INSTRUCTIONS TO FOLLOW: Copy every line, leaving nothing out and adding nothing.

STORED RECORDS:
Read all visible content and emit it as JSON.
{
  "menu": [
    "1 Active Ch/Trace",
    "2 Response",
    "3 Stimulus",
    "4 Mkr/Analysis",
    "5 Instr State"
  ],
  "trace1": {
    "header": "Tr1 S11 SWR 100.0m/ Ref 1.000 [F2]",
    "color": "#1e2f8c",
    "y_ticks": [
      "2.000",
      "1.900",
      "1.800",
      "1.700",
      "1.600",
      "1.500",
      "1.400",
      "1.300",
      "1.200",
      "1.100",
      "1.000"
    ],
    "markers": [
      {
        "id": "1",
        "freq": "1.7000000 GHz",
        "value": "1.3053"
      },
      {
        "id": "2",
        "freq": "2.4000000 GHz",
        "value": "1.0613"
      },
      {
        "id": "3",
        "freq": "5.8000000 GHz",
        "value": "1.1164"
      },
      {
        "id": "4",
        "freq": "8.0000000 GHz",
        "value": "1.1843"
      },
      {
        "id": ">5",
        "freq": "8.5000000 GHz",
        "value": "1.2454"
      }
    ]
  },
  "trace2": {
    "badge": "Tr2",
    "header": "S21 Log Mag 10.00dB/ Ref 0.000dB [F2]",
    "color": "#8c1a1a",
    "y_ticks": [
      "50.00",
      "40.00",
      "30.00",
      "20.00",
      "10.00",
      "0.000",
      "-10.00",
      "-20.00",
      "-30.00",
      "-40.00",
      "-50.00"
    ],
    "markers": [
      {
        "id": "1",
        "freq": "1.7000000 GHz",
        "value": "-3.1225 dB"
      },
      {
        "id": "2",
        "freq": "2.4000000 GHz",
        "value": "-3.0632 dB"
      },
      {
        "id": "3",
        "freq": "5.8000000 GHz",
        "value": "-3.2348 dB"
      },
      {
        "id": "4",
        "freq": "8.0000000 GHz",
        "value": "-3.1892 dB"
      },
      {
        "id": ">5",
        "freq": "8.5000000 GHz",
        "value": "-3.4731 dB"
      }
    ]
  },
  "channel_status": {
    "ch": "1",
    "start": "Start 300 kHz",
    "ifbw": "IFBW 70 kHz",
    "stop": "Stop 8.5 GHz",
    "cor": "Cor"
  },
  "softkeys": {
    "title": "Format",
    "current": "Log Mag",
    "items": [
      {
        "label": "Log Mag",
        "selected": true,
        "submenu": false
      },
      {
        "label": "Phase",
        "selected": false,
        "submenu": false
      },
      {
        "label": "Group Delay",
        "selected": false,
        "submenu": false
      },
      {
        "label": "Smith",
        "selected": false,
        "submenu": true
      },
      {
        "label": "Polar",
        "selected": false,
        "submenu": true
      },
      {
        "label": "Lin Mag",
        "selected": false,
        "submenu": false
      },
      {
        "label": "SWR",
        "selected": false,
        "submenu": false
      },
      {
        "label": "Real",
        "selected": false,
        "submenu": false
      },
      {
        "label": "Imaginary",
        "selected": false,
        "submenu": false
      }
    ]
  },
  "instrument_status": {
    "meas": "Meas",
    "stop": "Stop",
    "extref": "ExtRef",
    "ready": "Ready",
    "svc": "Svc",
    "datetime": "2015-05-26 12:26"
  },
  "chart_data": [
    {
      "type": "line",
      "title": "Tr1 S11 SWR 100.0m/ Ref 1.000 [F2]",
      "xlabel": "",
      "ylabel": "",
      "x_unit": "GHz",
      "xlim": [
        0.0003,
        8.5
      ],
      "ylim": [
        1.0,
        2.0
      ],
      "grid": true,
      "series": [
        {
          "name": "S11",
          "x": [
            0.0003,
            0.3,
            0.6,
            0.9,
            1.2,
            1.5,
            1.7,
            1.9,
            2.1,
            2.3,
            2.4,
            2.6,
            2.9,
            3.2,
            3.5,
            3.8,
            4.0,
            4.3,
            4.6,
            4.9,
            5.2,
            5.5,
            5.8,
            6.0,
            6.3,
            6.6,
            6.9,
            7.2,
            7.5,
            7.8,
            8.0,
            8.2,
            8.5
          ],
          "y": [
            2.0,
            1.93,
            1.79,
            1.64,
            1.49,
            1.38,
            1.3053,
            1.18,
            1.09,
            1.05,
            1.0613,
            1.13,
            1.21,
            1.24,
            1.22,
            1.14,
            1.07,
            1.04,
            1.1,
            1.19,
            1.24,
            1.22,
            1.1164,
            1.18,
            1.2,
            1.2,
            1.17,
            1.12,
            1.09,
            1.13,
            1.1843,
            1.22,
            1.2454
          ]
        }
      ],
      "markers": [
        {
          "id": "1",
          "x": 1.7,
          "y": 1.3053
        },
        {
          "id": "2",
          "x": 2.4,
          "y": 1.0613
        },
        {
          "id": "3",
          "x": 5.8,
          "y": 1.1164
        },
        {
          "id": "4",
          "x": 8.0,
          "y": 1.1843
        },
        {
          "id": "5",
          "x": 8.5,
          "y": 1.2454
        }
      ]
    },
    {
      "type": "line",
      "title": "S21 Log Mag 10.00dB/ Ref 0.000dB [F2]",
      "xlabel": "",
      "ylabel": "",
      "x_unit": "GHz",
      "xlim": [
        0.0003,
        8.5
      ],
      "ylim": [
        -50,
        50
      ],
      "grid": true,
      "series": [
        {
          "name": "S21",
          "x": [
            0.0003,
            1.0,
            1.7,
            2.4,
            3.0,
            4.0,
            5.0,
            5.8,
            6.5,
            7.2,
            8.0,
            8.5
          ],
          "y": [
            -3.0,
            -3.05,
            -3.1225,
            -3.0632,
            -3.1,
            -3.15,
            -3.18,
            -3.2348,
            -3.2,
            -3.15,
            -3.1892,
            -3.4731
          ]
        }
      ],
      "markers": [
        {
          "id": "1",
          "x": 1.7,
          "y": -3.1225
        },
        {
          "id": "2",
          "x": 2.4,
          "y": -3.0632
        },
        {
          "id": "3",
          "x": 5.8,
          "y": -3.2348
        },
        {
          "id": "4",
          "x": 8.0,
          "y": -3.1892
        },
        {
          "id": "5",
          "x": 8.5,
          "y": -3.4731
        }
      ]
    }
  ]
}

RESPONSE TO THE EXERCISE:
Read all visible content and emit it as JSON.
{
  "menu": [
    "1 Active Ch/Trace",
    "2 Response",
    "3 Stimulus",
    "4 Mkr/Analysis",
    "5 Instr State"
  ],
  "trace1": {
    "header": "Tr1 S11 SWR 100.0m/ Ref 1.000 [F2]",
    "color": "#1e2f8c",
    "y_ticks": [
      "2.000",
      "1.900",
      "1.800",
      "1.700",
      "1.600",
      "1.500",
      "1.400",
      "1.300",
      "1.200",
      "1.100",
      "1.000"
    ],
    "markers": [
      {
        "id": "1",
        "freq": "1.7000000 GHz",
        "value": "1.3053"
      },
      {
        "id": "2",
        "freq": "2.4000000 GHz",
        "value": "1.0613"
      },
      {
        "id": "3",
        "freq": "5.8000000 GHz",
        "value": "1.1164"
      },
      {
        "id": "4",
        "freq": "8.0000000 GHz",
        "value": "1.1843"
      },
      {
        "id": ">5",
        "freq": "8.5000000 GHz",
        "value": "1.2454"
      }
    ]
  },
  "trace2": {
    "badge": "Tr2",
    "header": "S21 Log Mag 10.00dB/ Ref 0.000dB [F2]",
    "color": "#8c1a1a",
    "y_ticks": [
      "50.00",
      "40.00",
      "30.00",
      "20.00",
      "10.00",
      "0.000",
      "-10.00",
      "-20.00",
      "-30.00",
      "-40.00",
      "-50.00"
    ],
    "markers": [
      {
        "id": "1",
        "freq": "1.7000000 GHz",
        "value": "-3.1225 dB"
      },
      {
        "id": "2",
        "freq": "2.4000000 GHz",
        "value": "-3.0632 dB"
      },
      {
        "id": "3",
        "freq": "5.8000000 GHz",
        "value": "-3.2348 dB"
      },
      {
        "id": "4",
        "freq": "8.0000000 GHz",
        "value": "-3.1892 dB"
      },
      {
        "id": ">5",
        "freq": "8.5000000 GHz",
        "value": "-3.4731 dB"
      }
    ]
  },
  "channel_status": {
    "ch": "1",
    "start": "Start 300 kHz",
    "ifbw": "IFBW 70 kHz",
    "stop": "Stop 8.5 GHz",
    "cor": "Cor"
  },
  "softkeys": {
    "title": "Format",
    "current": "Log Mag",
    "items": [
      {
        "label": "Log Mag",
        "selected": true,
        "submenu": false
      },
      {
        "label": "Phase",
        "selected": false,
        "submenu": false
      },
      {
        "label": "Group Delay",
        "selected": false,
        "submenu": false
      },
      {
        "label": "Smith",
        "selected": false,
        "submenu": true
      },
      {
        "label": "Polar",
        "selected": false,
        "submenu": true
      },
      {
        "label": "Lin Mag",
        "selected": false,
        "submenu": false
      },
      {
        "label": "SWR",
        "selected": false,
        "submenu": false
      },
      {
        "label": "Real",
        "selected": false,
        "submenu": false
      },
      {
        "label": "Imaginary",
        "selected": false,
        "submenu": false
      }
    ]
  },
  "instrument_status": {
    "meas": "Meas",
    "stop": "Stop",
    "extref": "ExtRef",
    "ready": "Ready",
    "svc": "Svc",
    "datetime": "2015-05-26 12:26"
  },
  "chart_data": [
    {
      "type": "line",
      "title": "Tr1 S11 SWR 100.0m/ Ref 1.000 [F2]",
      "xlabel": "",
      "ylabel": "",
      "x_unit": "GHz",
      "xlim": [
        0.0003,
        8.5
      ],
      "ylim": [
        1.0,
        2.0
      ],
      "grid": true,
      "series": [
        {
          "name": "S11",
          "x": [
            0.0003,
            0.3,
            0.6,
            0.9,
            1.2,
            1.5,
            1.7,
            1.9,
            2.1,
            2.3,
            2.4,
            2.6,
            2.9,
            3.2,
            3.5,
            3.8,
            4.0,
            4.3,
            4.6,
            4.9,
            5.2,
            5.5,
            5.8,
            6.0,
            6.3,
            6.6,
            6.9,
            7.2,
            7.5,
            7.8,
            8.0,
            8.2,
            8.5
          ],
          "y": [
            2.0,
            1.93,
            1.79,
            1.64,
            1.49,
            1.38,
            1.3053,
            1.18,
            1.09,
            1.05,
            1.0613,
            1.13,
            1.21,
            1.24,
            1.22,
            1.14,
            1.07,
            1.04,
            1.1,
            1.19,
            1.24,
            1.22,
            1.1164,
            1.18,
            1.2,
            1.2,
            1.17,
            1.12,
            1.09,
            1.13,
            1.1843,
            1.22,
            1.2454
          ]
        }
      ],
      "markers": [
        {
          "id": "1",
          "x": 1.7,
          "y": 1.3053
        },
        {
          "id": "2",
          "x": 2.4,
          "y": 1.0613
        },
        {
          "id": "3",
          "x": 5.8,
          "y": 1.1164
        },
        {
          "id": "4",
          "x": 8.0,
          "y": 1.1843
        },
        {
          "id": "5",
          "x": 8.5,
          "y": 1.2454
        }
      ]
    },
    {
      "type": "line",
      "title": "S21 Log Mag 10.00dB/ Ref 0.000dB [F2]",
      "xlabel": "",
      "ylabel": "",
      "x_unit": "GHz",
      "xlim": [
        0.0003,
        8.5
      ],
      "ylim": [
        -50,
        50
      ],
      "grid": true,
      "series": [
        {
          "name": "S21",
          "x": [
            0.0003,
            1.0,
            1.7,
            2.4,
            3.0,
            4.0,
            5.0,
            5.8,
            6.5,
            7.2,
            8.0,
            8.5
          ],
          "y": [
            -3.0,
            -3.05,
            -3.1225,
            -3.0632,
            -3.1,
            -3.15,
            -3.18,
            -3.2348,
            -3.2,
            -3.15,
            -3.1892,
            -3.4731
          ]
        }
      ],
      "markers": [
        {
          "id": "1",
          "x": 1.7,
          "y": -3.1225
        },
        {
          "id": "2",
          "x": 2.4,
          "y": -3.0632
        },
        {
          "id": "3",
          "x": 5.8,
          "y": -3.2348
        },
        {
          "id": "4",
          "x": 8.0,
          "y": -3.1892
        },
        {
          "id": "5",
          "x": 8.5,
          "y": -3.4731
        }
      ]
    }
  ]
}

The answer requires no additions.